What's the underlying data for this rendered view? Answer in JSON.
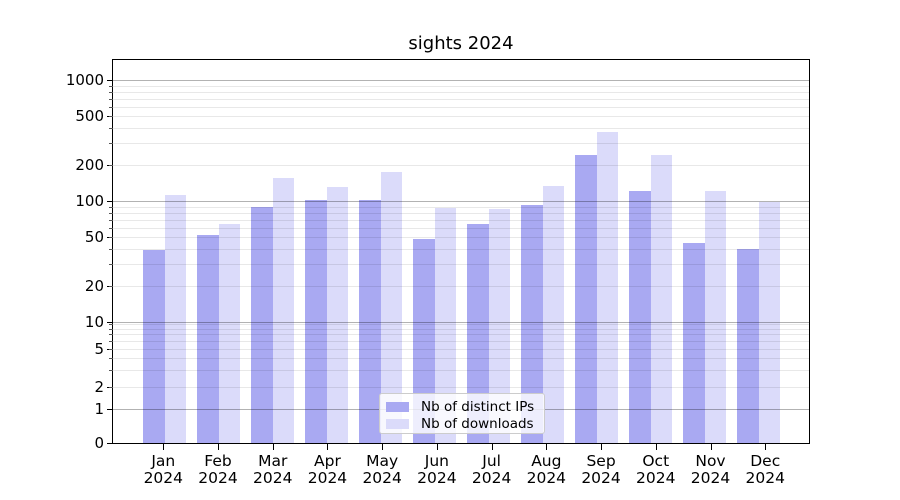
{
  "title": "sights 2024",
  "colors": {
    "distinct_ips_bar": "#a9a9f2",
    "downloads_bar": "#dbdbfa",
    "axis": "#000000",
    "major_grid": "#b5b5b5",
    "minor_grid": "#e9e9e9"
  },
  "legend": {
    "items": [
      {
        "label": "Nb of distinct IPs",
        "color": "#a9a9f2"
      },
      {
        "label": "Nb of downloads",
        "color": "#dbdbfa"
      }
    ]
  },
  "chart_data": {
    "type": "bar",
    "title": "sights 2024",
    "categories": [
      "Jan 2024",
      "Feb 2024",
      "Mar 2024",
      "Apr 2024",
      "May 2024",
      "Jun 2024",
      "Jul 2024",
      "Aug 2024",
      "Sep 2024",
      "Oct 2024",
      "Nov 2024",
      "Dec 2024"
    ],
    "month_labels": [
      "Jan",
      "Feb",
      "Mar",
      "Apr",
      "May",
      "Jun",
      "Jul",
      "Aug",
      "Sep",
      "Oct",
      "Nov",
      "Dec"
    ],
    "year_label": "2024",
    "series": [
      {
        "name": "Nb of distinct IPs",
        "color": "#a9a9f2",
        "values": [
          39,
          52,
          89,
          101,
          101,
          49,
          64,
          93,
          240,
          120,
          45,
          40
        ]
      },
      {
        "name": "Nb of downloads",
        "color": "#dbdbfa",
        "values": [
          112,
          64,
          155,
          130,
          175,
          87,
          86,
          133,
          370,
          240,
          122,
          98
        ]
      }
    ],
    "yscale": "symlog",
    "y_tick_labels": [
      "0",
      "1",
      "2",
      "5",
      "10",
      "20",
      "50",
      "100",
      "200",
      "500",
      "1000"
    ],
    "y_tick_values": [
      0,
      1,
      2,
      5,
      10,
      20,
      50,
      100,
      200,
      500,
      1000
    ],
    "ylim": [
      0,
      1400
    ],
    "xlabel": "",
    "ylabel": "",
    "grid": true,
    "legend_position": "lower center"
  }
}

* Given task:
Leave the pictures out and write out every entry exactly as given.

* Output for this exercise:
What's the underlying data for this rendered view? Answer in JSON.
{
  "title": "sights 2024",
  "colors": {
    "distinct_ips_bar": "#a9a9f2",
    "downloads_bar": "#dbdbfa",
    "axis": "#000000",
    "major_grid": "#b5b5b5",
    "minor_grid": "#e9e9e9"
  },
  "legend": {
    "items": [
      {
        "label": "Nb of distinct IPs",
        "color": "#a9a9f2"
      },
      {
        "label": "Nb of downloads",
        "color": "#dbdbfa"
      }
    ]
  },
  "chart_data": {
    "type": "bar",
    "title": "sights 2024",
    "categories": [
      "Jan 2024",
      "Feb 2024",
      "Mar 2024",
      "Apr 2024",
      "May 2024",
      "Jun 2024",
      "Jul 2024",
      "Aug 2024",
      "Sep 2024",
      "Oct 2024",
      "Nov 2024",
      "Dec 2024"
    ],
    "month_labels": [
      "Jan",
      "Feb",
      "Mar",
      "Apr",
      "May",
      "Jun",
      "Jul",
      "Aug",
      "Sep",
      "Oct",
      "Nov",
      "Dec"
    ],
    "year_label": "2024",
    "series": [
      {
        "name": "Nb of distinct IPs",
        "color": "#a9a9f2",
        "values": [
          39,
          52,
          89,
          101,
          101,
          49,
          64,
          93,
          240,
          120,
          45,
          40
        ]
      },
      {
        "name": "Nb of downloads",
        "color": "#dbdbfa",
        "values": [
          112,
          64,
          155,
          130,
          175,
          87,
          86,
          133,
          370,
          240,
          122,
          98
        ]
      }
    ],
    "yscale": "symlog",
    "y_tick_labels": [
      "0",
      "1",
      "2",
      "5",
      "10",
      "20",
      "50",
      "100",
      "200",
      "500",
      "1000"
    ],
    "y_tick_values": [
      0,
      1,
      2,
      5,
      10,
      20,
      50,
      100,
      200,
      500,
      1000
    ],
    "ylim": [
      0,
      1400
    ],
    "xlabel": "",
    "ylabel": "",
    "grid": true,
    "legend_position": "lower center"
  }
}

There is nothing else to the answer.